**Text to read**:
- Wanted to use a pytorch dataset to work on image generation using a GAN
- found larger batch size helps because models train
- realized that relu + dropout is not best practice compared to leakyrelu
- realized that method of upsampling was not so good along with the fact that
- trained a model with too high of a loss ration, got poor results where the snapshots are taken every 10 epochs
- trained model with lower loss ratio (0.0002) and got better results.
- there are also sample outputs (I lost them, but they are in the git history I *think*)
- create personal dataset for image generation
- wanted to do some ML that would run better on GPU
- single epoch using current commit:
- CPU: 213 Seconds
- GPU: 30 Seconds
- check out the sample_runs dir
- note the model is built to dist/ in case you want to pip install it
- sample outputs are in `sample_runs`:
-
- dataset is really small ~360 images (from map of the week)

**Data entries**:
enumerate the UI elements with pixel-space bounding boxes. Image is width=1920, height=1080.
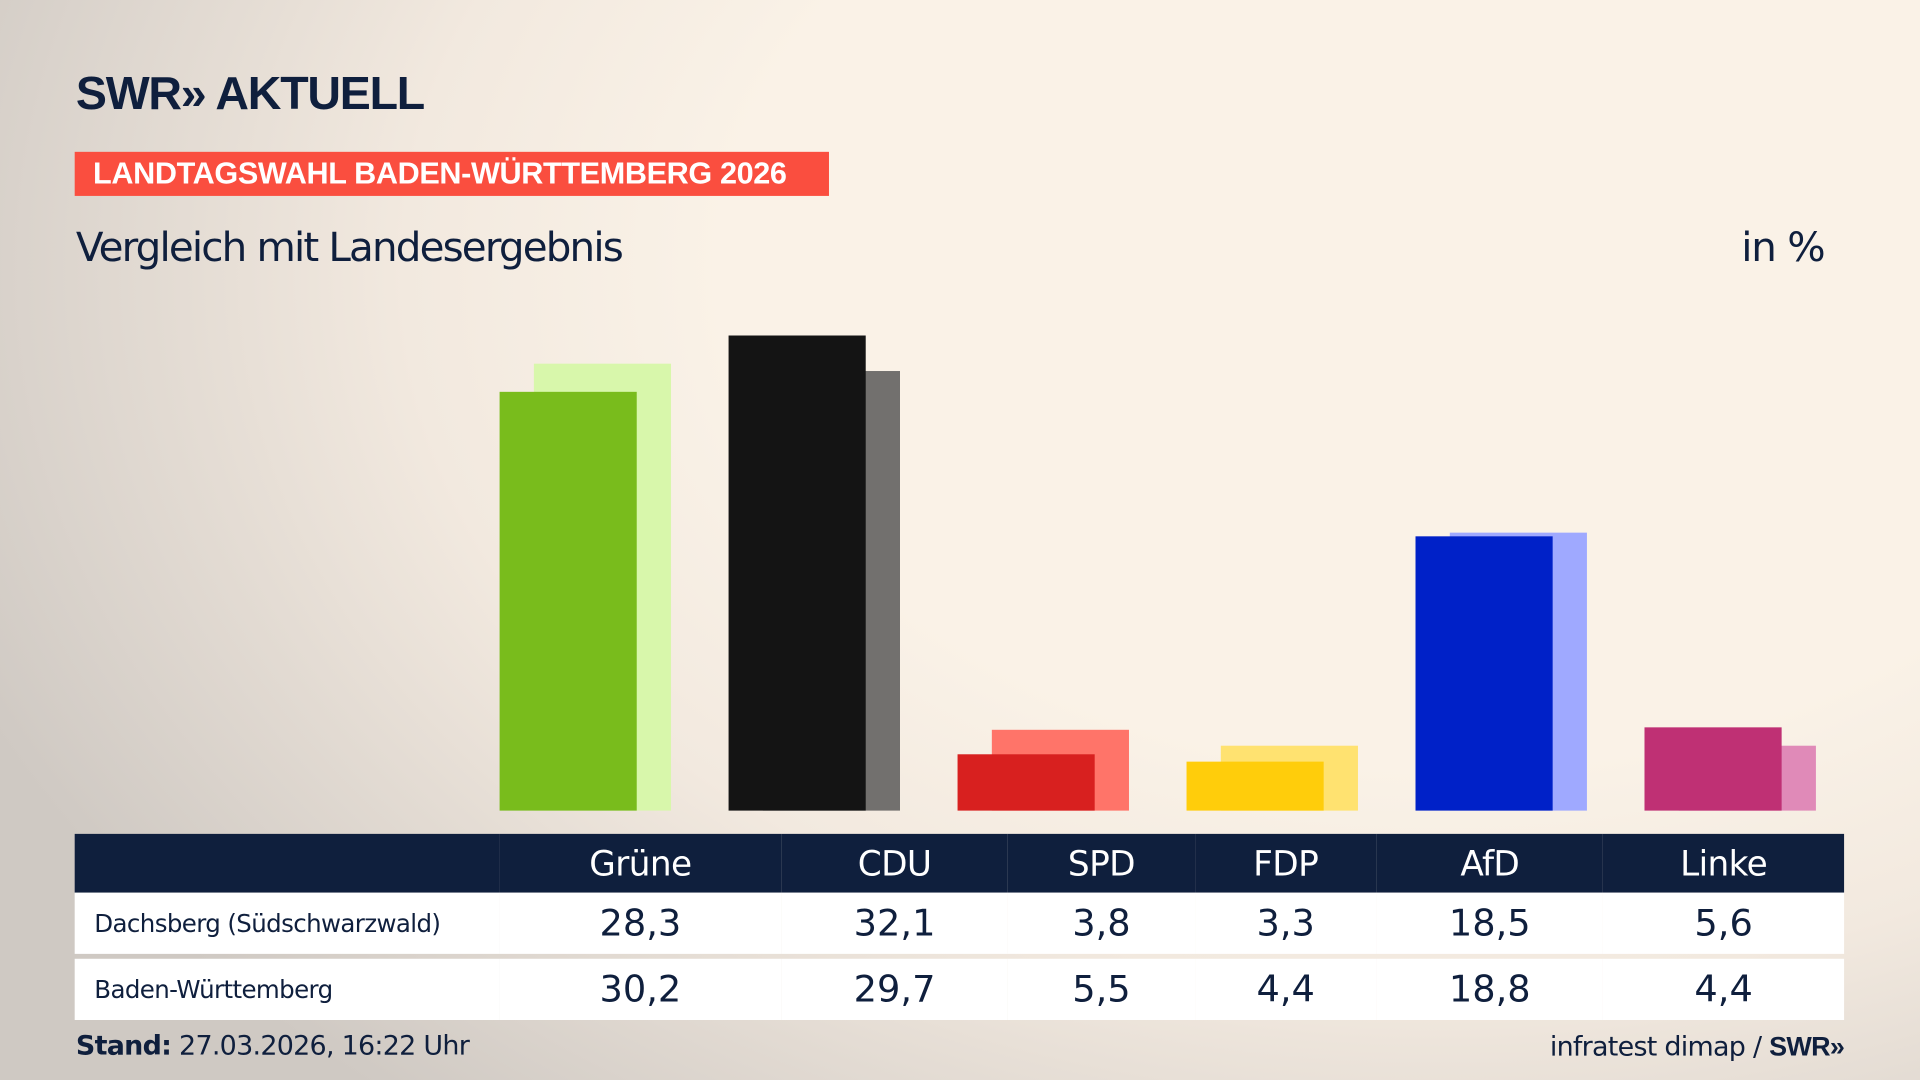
timestamp: Stand: 27.03.2026, 16:22 Uhr <box>75 1031 470 1062</box>
local-bar-fdp <box>1186 761 1324 811</box>
swr-logo: SWR» <box>1769 1031 1845 1062</box>
swr-aktuell-logo: SWR» AKTUELL <box>75 68 425 121</box>
local-bar-cdu <box>728 335 866 811</box>
value-cell: 30,2 <box>499 958 782 1021</box>
value-cell: 3,8 <box>1007 892 1195 954</box>
table-row: Baden-Württemberg 30,2 29,7 5,5 4,4 18,8 4,4 <box>74 958 1845 1021</box>
kicker-banner: LANDTAGSWAHL BADEN-WÜRTTEMBERG 2026 <box>74 151 829 196</box>
value-cell: 5,5 <box>1007 958 1195 1021</box>
header-empty <box>74 833 500 893</box>
local-bar-grüne <box>499 391 637 811</box>
party-header: FDP <box>1194 833 1377 893</box>
unit-label: in % <box>1741 222 1825 271</box>
value-cell: 5,6 <box>1603 892 1845 954</box>
party-header: CDU <box>781 833 1008 893</box>
local-bar-spd <box>957 754 1095 811</box>
table-header: Grüne CDU SPD FDP AfD Linke <box>74 833 1845 893</box>
party-header: SPD <box>1007 833 1195 893</box>
value-cell: 32,1 <box>781 892 1008 954</box>
source: infratest dimap / SWR» <box>1549 1031 1845 1063</box>
stand-value: 27.03.2026, 16:22 Uhr <box>171 1031 470 1062</box>
value-cell: 4,4 <box>1603 958 1845 1021</box>
row-label: Baden-Württemberg <box>74 958 500 1021</box>
value-cell: 28,3 <box>499 892 782 954</box>
value-cell: 18,8 <box>1376 958 1604 1021</box>
value-cell: 18,5 <box>1376 892 1604 954</box>
source-text: infratest dimap / <box>1549 1032 1770 1063</box>
table-row: Dachsberg (Südschwarzwald) 28,3 32,1 3,8 3,3… <box>74 892 1845 954</box>
results-table: Grüne CDU SPD FDP AfD Linke Dachsberg (Südsch… <box>74 833 1845 1021</box>
stand-label: Stand: <box>75 1031 172 1062</box>
local-bar-linke <box>1644 727 1782 811</box>
value-cell: 3,3 <box>1194 892 1377 954</box>
value-cell: 4,4 <box>1194 958 1377 1021</box>
party-header: AfD <box>1376 833 1604 893</box>
party-header: Linke <box>1603 833 1845 893</box>
row-label: Dachsberg (Südschwarzwald) <box>74 892 500 954</box>
chart-subtitle: Vergleich mit Landesergebnis <box>75 222 624 271</box>
local-bar-afd <box>1415 536 1553 811</box>
value-cell: 29,7 <box>781 958 1008 1021</box>
party-header: Grüne <box>499 833 782 893</box>
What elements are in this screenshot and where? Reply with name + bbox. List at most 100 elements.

**Exercise set**:
• 1. Restate the GAN project notes word for word, starting at "- there are" and ending at "of the week)".
• 2. Quote only the lines from the rows, starting at the line that contains "timestamp: Stand: 27.03.2026, 16:22" and ending at the line that contains "kicker-banner: LANDTAGSWAHL BADEN-WÜRTTEMBERG", with both of those lines included.
The rows are unrelated to the GAN project notes.

**Responses**:
• 1.
- there are also sample outputs (I lost them, but they are in the git history I *think*)
- create personal dataset for image generation
- wanted to do some ML that would run better on GPU
- single epoch using current commit:
- CPU: 213 Seconds
- GPU: 30 Seconds
- check out the sample_runs dir
- note the model is built to dist/ in case you want to pip install it
- sample outputs are in `sample_runs`:
-
- dataset is really small ~360 images (from map of the week)

• 2.
timestamp: Stand: 27.03.2026, 16:22 Uhr <box>75 1031 470 1062</box>
local-bar-fdp <box>1186 761 1324 811</box>
swr-logo: SWR» <box>1769 1031 1845 1062</box>
swr-aktuell-logo: SWR» AKTUELL <box>75 68 425 121</box>
local-bar-cdu <box>728 335 866 811</box>
value-cell: 30,2 <box>499 958 782 1021</box>
value-cell: 3,8 <box>1007 892 1195 954</box>
table-row: Baden-Württemberg 30,2 29,7 5,5 4,4 18,8 4,4 <box>74 958 1845 1021</box>
kicker-banner: LANDTAGSWAHL BADEN-WÜRTTEMBERG 2026 <box>74 151 829 196</box>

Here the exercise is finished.